§ **STATED EXERCISE**:
Your task is to reproduce the material exactly.

§ **RECORDS SUPPLIED**:
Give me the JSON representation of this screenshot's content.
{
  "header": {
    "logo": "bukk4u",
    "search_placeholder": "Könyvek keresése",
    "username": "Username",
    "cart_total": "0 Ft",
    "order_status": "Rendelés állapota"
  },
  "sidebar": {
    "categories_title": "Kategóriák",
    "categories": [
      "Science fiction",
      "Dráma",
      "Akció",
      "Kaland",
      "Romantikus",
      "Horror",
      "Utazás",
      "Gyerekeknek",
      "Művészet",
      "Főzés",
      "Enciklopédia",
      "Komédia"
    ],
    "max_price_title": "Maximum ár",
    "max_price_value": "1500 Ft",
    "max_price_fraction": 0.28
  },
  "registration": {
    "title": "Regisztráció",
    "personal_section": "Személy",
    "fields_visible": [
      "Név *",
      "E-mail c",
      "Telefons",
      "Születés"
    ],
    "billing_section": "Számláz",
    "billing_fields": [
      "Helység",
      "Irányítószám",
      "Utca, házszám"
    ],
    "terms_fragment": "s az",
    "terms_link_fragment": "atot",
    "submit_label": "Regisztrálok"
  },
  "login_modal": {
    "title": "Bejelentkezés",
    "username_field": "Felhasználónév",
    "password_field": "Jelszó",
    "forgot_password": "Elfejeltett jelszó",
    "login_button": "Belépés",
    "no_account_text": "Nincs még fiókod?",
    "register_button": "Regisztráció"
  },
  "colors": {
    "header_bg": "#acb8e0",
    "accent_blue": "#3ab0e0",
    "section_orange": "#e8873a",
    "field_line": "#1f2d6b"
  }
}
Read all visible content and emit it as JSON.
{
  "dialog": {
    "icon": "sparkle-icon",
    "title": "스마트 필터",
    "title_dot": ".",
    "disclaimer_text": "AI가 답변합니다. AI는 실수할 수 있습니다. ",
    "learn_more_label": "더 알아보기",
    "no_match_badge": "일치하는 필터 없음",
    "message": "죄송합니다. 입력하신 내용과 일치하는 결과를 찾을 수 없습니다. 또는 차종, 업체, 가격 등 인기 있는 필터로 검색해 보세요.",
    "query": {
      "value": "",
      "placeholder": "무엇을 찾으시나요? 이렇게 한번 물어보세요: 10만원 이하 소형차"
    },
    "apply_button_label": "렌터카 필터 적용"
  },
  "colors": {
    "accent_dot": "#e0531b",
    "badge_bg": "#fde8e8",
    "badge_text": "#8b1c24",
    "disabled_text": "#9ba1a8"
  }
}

§ **SOLUTION TO THE PROBLEM**:
Give me the JSON representation of this screenshot's content.
{
  "header": {
    "logo": "bukk4u",
    "search_placeholder": "Könyvek keresése",
    "username": "Username",
    "cart_total": "0 Ft",
    "order_status": "Rendelés állapota"
  },
  "sidebar": {
    "categories_title": "Kategóriák",
    "categories": [
      "Science fiction",
      "Dráma",
      "Akció",
      "Kaland",
      "Romantikus",
      "Horror",
      "Utazás",
      "Gyerekeknek",
      "Művészet",
      "Főzés",
      "Enciklopédia",
      "Komédia"
    ],
    "max_price_title": "Maximum ár",
    "max_price_value": "1500 Ft",
    "max_price_fraction": 0.28
  },
  "registration": {
    "title": "Regisztráció",
    "personal_section": "Személy",
    "fields_visible": [
      "Név *",
      "E-mail c",
      "Telefons",
      "Születés"
    ],
    "billing_section": "Számláz",
    "billing_fields": [
      "Helység",
      "Irányítószám",
      "Utca, házszám"
    ],
    "terms_fragment": "s az",
    "terms_link_fragment": "atot",
    "submit_label": "Regisztrálok"
  },
  "login_modal": {
    "title": "Bejelentkezés",
    "username_field": "Felhasználónév",
    "password_field": "Jelszó",
    "forgot_password": "Elfejeltett jelszó",
    "login_button": "Belépés",
    "no_account_text": "Nincs még fiókod?",
    "register_button": "Regisztráció"
  },
  "colors": {
    "header_bg": "#acb8e0",
    "accent_blue": "#3ab0e0",
    "section_orange": "#e8873a",
    "field_line": "#1f2d6b"
  }
}
Read all visible content and emit it as JSON.
{
  "dialog": {
    "icon": "sparkle-icon",
    "title": "스마트 필터",
    "title_dot": ".",
    "disclaimer_text": "AI가 답변합니다. AI는 실수할 수 있습니다. ",
    "learn_more_label": "더 알아보기",
    "no_match_badge": "일치하는 필터 없음",
    "message": "죄송합니다. 입력하신 내용과 일치하는 결과를 찾을 수 없습니다. 또는 차종, 업체, 가격 등 인기 있는 필터로 검색해 보세요.",
    "query": {
      "value": "",
      "placeholder": "무엇을 찾으시나요? 이렇게 한번 물어보세요: 10만원 이하 소형차"
    },
    "apply_button_label": "렌터카 필터 적용"
  },
  "colors": {
    "accent_dot": "#e0531b",
    "badge_bg": "#fde8e8",
    "badge_text": "#8b1c24",
    "disabled_text": "#9ba1a8"
  }
}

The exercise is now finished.